● **DIRECTION**
How many of the entries below contain the string "Methods" with matching capitalization? Reply with the number alone.

(Data lines)
◆ ◆ ◆ ◆ ◆ ◆ ◆
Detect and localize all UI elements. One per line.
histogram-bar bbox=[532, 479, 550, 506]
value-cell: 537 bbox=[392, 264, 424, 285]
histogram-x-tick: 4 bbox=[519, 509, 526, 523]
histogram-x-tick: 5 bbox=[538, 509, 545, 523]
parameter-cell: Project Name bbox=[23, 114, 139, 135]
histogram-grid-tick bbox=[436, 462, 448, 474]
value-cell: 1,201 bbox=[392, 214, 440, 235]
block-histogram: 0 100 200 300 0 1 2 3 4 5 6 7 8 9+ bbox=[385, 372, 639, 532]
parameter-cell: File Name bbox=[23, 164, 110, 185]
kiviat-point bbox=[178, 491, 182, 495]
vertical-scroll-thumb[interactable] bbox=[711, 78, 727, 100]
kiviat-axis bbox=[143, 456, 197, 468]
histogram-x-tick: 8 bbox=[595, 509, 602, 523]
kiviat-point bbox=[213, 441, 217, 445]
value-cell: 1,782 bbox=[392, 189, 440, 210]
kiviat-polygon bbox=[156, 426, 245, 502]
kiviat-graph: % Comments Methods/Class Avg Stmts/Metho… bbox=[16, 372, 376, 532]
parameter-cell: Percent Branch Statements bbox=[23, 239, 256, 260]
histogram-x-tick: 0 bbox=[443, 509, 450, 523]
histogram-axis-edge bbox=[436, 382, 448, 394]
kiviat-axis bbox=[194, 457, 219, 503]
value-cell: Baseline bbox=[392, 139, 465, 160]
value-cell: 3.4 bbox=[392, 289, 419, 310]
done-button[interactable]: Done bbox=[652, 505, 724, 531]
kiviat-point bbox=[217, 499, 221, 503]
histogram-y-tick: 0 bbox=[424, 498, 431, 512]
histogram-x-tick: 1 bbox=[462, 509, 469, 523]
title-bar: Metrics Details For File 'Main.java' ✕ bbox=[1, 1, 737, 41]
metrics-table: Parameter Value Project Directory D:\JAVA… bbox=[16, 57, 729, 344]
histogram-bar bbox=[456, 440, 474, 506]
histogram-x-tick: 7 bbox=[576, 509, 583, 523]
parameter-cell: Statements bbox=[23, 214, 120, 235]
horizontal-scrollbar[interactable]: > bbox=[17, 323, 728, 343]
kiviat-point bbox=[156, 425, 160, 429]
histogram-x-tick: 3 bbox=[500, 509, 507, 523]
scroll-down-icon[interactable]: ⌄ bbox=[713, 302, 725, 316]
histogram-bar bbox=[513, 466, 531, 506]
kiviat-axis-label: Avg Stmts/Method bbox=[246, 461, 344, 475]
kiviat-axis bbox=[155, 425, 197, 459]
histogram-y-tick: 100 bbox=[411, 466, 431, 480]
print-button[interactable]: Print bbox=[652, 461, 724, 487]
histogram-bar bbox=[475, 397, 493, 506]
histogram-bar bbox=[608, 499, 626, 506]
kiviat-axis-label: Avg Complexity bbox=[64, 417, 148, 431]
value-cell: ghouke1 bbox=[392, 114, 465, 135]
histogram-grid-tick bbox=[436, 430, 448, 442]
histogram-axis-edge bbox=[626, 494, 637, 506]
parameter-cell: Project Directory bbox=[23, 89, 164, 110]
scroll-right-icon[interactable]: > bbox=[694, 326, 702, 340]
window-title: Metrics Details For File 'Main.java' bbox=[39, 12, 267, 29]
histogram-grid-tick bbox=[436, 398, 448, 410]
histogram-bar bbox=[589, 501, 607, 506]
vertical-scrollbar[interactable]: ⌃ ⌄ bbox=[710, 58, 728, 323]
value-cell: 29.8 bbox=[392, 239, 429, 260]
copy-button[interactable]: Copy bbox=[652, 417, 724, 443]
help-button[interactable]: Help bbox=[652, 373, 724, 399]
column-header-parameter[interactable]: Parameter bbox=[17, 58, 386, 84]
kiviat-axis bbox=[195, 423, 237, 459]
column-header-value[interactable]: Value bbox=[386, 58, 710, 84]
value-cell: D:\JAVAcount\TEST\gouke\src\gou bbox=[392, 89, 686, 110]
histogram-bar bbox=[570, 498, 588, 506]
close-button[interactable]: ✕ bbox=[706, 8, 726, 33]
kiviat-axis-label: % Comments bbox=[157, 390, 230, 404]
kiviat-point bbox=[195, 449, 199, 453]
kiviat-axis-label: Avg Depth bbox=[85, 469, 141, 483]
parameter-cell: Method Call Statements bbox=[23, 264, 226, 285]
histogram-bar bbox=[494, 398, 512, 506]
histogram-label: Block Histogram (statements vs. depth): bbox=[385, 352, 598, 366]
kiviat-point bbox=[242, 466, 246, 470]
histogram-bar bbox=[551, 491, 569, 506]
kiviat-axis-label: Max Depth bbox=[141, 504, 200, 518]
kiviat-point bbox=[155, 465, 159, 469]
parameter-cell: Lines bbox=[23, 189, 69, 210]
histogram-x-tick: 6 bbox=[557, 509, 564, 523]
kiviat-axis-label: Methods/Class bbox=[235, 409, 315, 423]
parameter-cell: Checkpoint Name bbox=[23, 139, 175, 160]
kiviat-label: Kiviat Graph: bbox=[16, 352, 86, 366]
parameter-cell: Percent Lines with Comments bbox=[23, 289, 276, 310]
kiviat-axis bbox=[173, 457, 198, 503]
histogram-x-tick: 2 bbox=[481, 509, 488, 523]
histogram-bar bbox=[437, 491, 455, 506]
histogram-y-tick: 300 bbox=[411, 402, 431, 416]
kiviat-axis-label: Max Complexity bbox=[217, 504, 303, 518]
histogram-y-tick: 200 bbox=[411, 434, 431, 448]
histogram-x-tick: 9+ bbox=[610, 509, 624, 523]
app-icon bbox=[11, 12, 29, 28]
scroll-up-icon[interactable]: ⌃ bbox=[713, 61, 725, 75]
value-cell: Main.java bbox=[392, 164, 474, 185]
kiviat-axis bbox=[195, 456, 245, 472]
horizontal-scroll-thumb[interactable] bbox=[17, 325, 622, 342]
◆ ◆ ◆ ◆ ◆ ◆ ◆
● **EXPECTED ANSWER**
2